--- Instructions for the task ---
Transcribe the records that follow in their entirety, omitting any pictures.

--- Material for the task ---
==*==

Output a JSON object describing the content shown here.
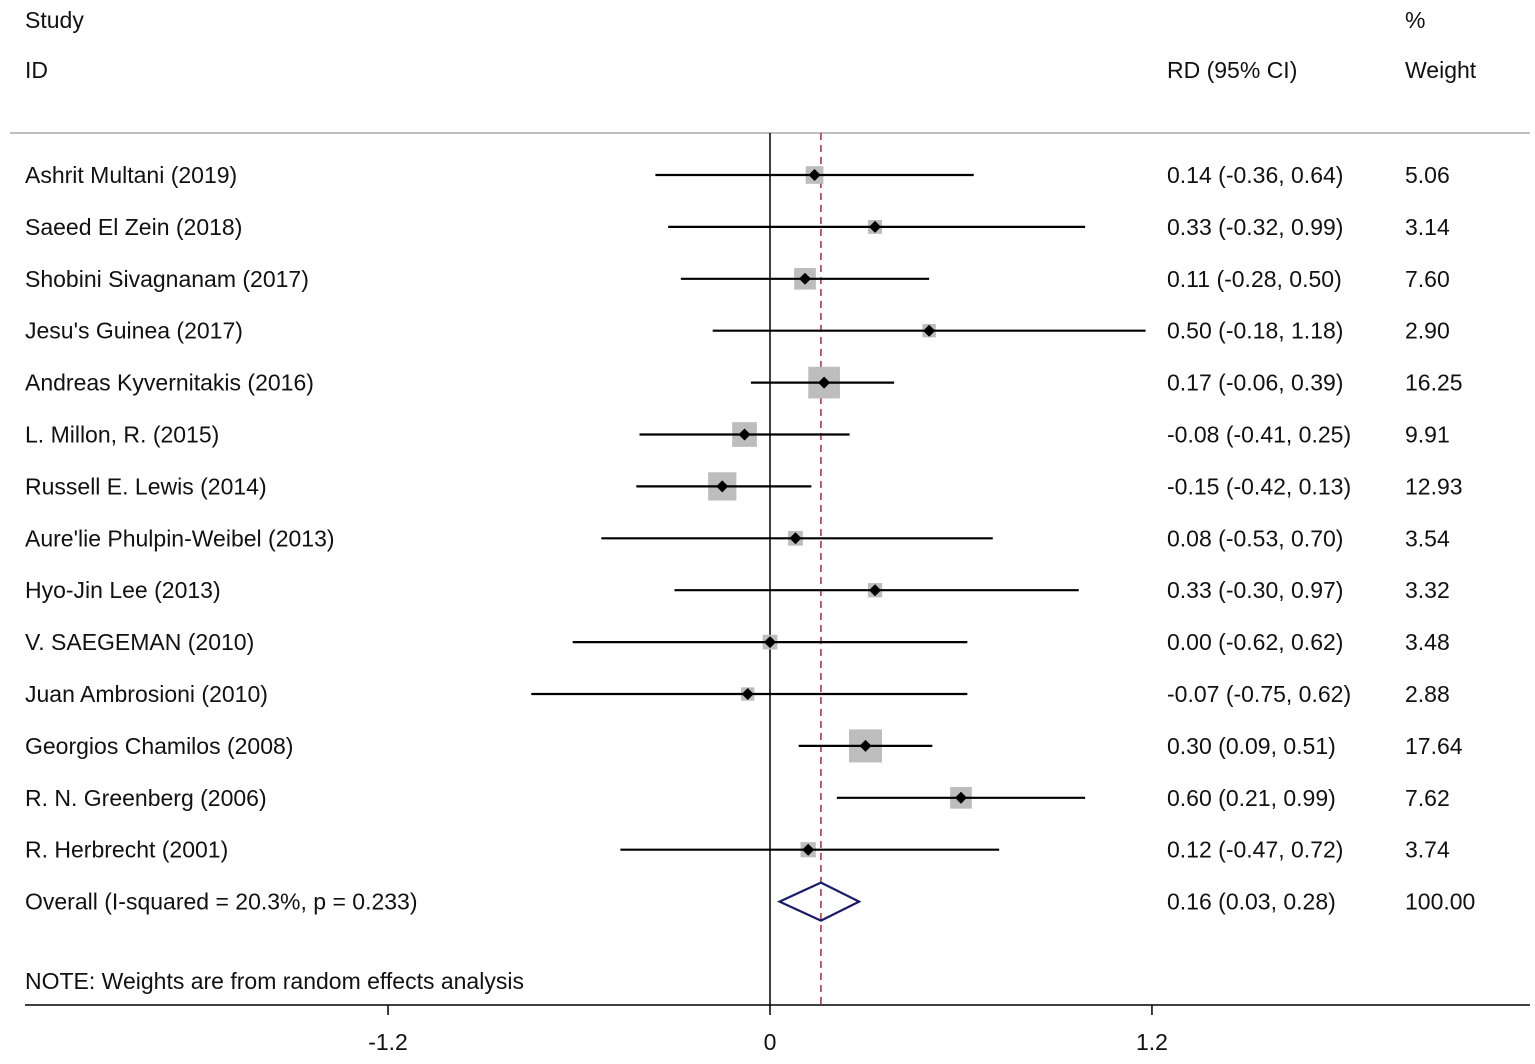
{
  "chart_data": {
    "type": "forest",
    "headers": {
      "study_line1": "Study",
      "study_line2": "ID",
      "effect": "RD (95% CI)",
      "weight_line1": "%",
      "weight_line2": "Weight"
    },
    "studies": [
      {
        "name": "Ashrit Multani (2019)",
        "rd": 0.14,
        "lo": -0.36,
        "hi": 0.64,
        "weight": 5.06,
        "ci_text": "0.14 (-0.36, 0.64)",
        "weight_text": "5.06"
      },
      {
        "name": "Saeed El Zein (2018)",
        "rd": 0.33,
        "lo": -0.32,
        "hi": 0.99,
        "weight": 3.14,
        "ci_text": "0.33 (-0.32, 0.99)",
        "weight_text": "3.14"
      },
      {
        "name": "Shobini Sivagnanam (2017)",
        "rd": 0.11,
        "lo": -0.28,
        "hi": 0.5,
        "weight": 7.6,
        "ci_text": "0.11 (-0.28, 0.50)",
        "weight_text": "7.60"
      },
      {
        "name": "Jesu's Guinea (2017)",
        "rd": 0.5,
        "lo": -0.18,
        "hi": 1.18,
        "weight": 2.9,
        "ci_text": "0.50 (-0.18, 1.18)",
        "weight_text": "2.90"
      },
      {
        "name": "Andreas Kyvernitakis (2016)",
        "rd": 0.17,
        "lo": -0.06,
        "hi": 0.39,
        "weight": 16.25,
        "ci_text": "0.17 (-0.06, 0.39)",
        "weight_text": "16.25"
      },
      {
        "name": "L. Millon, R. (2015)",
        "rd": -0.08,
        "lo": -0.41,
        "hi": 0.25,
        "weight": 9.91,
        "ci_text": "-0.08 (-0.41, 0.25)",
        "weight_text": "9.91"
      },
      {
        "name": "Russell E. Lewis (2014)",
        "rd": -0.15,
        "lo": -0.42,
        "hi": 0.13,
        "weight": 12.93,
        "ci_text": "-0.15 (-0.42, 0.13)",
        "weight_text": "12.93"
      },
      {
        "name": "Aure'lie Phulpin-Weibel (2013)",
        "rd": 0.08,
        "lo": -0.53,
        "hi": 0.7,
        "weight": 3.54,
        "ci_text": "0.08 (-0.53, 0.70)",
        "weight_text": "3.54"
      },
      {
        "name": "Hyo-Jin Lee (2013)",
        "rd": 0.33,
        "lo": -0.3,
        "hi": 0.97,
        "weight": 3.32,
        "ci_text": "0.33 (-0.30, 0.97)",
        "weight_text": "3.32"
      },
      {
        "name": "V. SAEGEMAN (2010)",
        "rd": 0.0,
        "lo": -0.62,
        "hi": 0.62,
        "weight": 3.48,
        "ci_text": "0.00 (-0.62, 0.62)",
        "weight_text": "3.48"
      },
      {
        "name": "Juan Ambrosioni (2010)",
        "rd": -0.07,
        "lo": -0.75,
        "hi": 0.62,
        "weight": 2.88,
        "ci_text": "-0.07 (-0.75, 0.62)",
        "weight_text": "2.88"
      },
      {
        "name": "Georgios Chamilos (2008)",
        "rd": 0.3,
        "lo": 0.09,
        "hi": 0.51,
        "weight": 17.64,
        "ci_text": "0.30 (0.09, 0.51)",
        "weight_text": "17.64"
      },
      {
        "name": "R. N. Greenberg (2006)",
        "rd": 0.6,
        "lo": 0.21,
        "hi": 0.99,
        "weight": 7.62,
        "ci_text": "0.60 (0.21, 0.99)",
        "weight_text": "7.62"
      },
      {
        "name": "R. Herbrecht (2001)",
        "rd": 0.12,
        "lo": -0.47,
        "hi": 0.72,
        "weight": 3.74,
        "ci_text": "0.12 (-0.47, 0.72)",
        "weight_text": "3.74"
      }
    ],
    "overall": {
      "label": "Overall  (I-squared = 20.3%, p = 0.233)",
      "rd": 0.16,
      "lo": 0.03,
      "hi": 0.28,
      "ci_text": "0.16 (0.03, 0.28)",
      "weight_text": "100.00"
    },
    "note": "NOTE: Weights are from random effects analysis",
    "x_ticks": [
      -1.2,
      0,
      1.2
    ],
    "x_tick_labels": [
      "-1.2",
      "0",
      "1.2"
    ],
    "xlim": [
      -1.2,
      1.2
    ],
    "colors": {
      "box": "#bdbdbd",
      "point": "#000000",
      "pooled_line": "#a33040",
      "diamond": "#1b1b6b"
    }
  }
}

==*==

--- Solution below ---
Output a JSON object describing the content shown here.
{
  "chart_data": {
    "type": "forest",
    "headers": {
      "study_line1": "Study",
      "study_line2": "ID",
      "effect": "RD (95% CI)",
      "weight_line1": "%",
      "weight_line2": "Weight"
    },
    "studies": [
      {
        "name": "Ashrit Multani (2019)",
        "rd": 0.14,
        "lo": -0.36,
        "hi": 0.64,
        "weight": 5.06,
        "ci_text": "0.14 (-0.36, 0.64)",
        "weight_text": "5.06"
      },
      {
        "name": "Saeed El Zein (2018)",
        "rd": 0.33,
        "lo": -0.32,
        "hi": 0.99,
        "weight": 3.14,
        "ci_text": "0.33 (-0.32, 0.99)",
        "weight_text": "3.14"
      },
      {
        "name": "Shobini Sivagnanam (2017)",
        "rd": 0.11,
        "lo": -0.28,
        "hi": 0.5,
        "weight": 7.6,
        "ci_text": "0.11 (-0.28, 0.50)",
        "weight_text": "7.60"
      },
      {
        "name": "Jesu's Guinea (2017)",
        "rd": 0.5,
        "lo": -0.18,
        "hi": 1.18,
        "weight": 2.9,
        "ci_text": "0.50 (-0.18, 1.18)",
        "weight_text": "2.90"
      },
      {
        "name": "Andreas Kyvernitakis (2016)",
        "rd": 0.17,
        "lo": -0.06,
        "hi": 0.39,
        "weight": 16.25,
        "ci_text": "0.17 (-0.06, 0.39)",
        "weight_text": "16.25"
      },
      {
        "name": "L. Millon, R. (2015)",
        "rd": -0.08,
        "lo": -0.41,
        "hi": 0.25,
        "weight": 9.91,
        "ci_text": "-0.08 (-0.41, 0.25)",
        "weight_text": "9.91"
      },
      {
        "name": "Russell E. Lewis (2014)",
        "rd": -0.15,
        "lo": -0.42,
        "hi": 0.13,
        "weight": 12.93,
        "ci_text": "-0.15 (-0.42, 0.13)",
        "weight_text": "12.93"
      },
      {
        "name": "Aure'lie Phulpin-Weibel (2013)",
        "rd": 0.08,
        "lo": -0.53,
        "hi": 0.7,
        "weight": 3.54,
        "ci_text": "0.08 (-0.53, 0.70)",
        "weight_text": "3.54"
      },
      {
        "name": "Hyo-Jin Lee (2013)",
        "rd": 0.33,
        "lo": -0.3,
        "hi": 0.97,
        "weight": 3.32,
        "ci_text": "0.33 (-0.30, 0.97)",
        "weight_text": "3.32"
      },
      {
        "name": "V. SAEGEMAN (2010)",
        "rd": 0.0,
        "lo": -0.62,
        "hi": 0.62,
        "weight": 3.48,
        "ci_text": "0.00 (-0.62, 0.62)",
        "weight_text": "3.48"
      },
      {
        "name": "Juan Ambrosioni (2010)",
        "rd": -0.07,
        "lo": -0.75,
        "hi": 0.62,
        "weight": 2.88,
        "ci_text": "-0.07 (-0.75, 0.62)",
        "weight_text": "2.88"
      },
      {
        "name": "Georgios Chamilos (2008)",
        "rd": 0.3,
        "lo": 0.09,
        "hi": 0.51,
        "weight": 17.64,
        "ci_text": "0.30 (0.09, 0.51)",
        "weight_text": "17.64"
      },
      {
        "name": "R. N. Greenberg (2006)",
        "rd": 0.6,
        "lo": 0.21,
        "hi": 0.99,
        "weight": 7.62,
        "ci_text": "0.60 (0.21, 0.99)",
        "weight_text": "7.62"
      },
      {
        "name": "R. Herbrecht (2001)",
        "rd": 0.12,
        "lo": -0.47,
        "hi": 0.72,
        "weight": 3.74,
        "ci_text": "0.12 (-0.47, 0.72)",
        "weight_text": "3.74"
      }
    ],
    "overall": {
      "label": "Overall  (I-squared = 20.3%, p = 0.233)",
      "rd": 0.16,
      "lo": 0.03,
      "hi": 0.28,
      "ci_text": "0.16 (0.03, 0.28)",
      "weight_text": "100.00"
    },
    "note": "NOTE: Weights are from random effects analysis",
    "x_ticks": [
      -1.2,
      0,
      1.2
    ],
    "x_tick_labels": [
      "-1.2",
      "0",
      "1.2"
    ],
    "xlim": [
      -1.2,
      1.2
    ],
    "colors": {
      "box": "#bdbdbd",
      "point": "#000000",
      "pooled_line": "#a33040",
      "diamond": "#1b1b6b"
    }
  }
}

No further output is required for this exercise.